§ **What to produce**: Copy out the lines that include the word "clothing".

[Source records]
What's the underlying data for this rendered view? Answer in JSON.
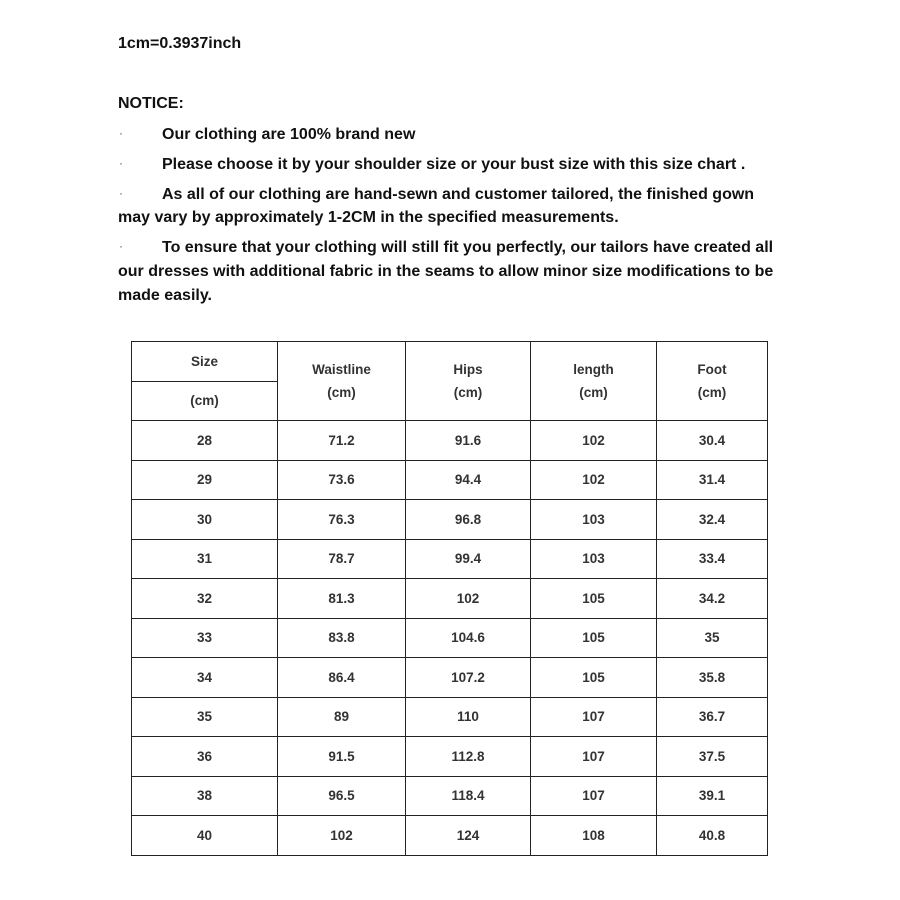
{
  "conversion": "1cm=0.3937inch",
  "notice": {
    "title": "NOTICE:",
    "bullet": "·",
    "items": [
      {
        "lines": [
          "Our clothing are 100% brand new"
        ]
      },
      {
        "lines": [
          "Please choose it by your shoulder size or your bust size with this size chart ."
        ]
      },
      {
        "lines": [
          "As all of our clothing are hand-sewn and customer tailored, the finished gown",
          "may vary by approximately 1-2CM in the specified measurements."
        ]
      },
      {
        "lines": [
          "To ensure that your clothing will still fit you perfectly, our tailors have created all",
          "our dresses with additional fabric in the seams to allow minor size modifications to be",
          "made easily."
        ]
      }
    ]
  },
  "size_table": {
    "headers": {
      "size": "Size",
      "size_unit": "(cm)",
      "waistline": "Waistline",
      "waistline_unit": "(cm)",
      "hips": "Hips",
      "hips_unit": "(cm)",
      "length": "length",
      "length_unit": "(cm)",
      "foot": "Foot",
      "foot_unit": "(cm)"
    },
    "rows": [
      [
        "28",
        "71.2",
        "91.6",
        "102",
        "30.4"
      ],
      [
        "29",
        "73.6",
        "94.4",
        "102",
        "31.4"
      ],
      [
        "30",
        "76.3",
        "96.8",
        "103",
        "32.4"
      ],
      [
        "31",
        "78.7",
        "99.4",
        "103",
        "33.4"
      ],
      [
        "32",
        "81.3",
        "102",
        "105",
        "34.2"
      ],
      [
        "33",
        "83.8",
        "104.6",
        "105",
        "35"
      ],
      [
        "34",
        "86.4",
        "107.2",
        "105",
        "35.8"
      ],
      [
        "35",
        "89",
        "110",
        "107",
        "36.7"
      ],
      [
        "36",
        "91.5",
        "112.8",
        "107",
        "37.5"
      ],
      [
        "38",
        "96.5",
        "118.4",
        "107",
        "39.1"
      ],
      [
        "40",
        "102",
        "124",
        "108",
        "40.8"
      ]
    ]
  }
}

§ **Problem solution**:
          "Our clothing are 100% brand new"
          "As all of our clothing are hand-sewn and customer tailored, the finished gown",
          "To ensure that your clothing will still fit you perfectly, our tailors have created all",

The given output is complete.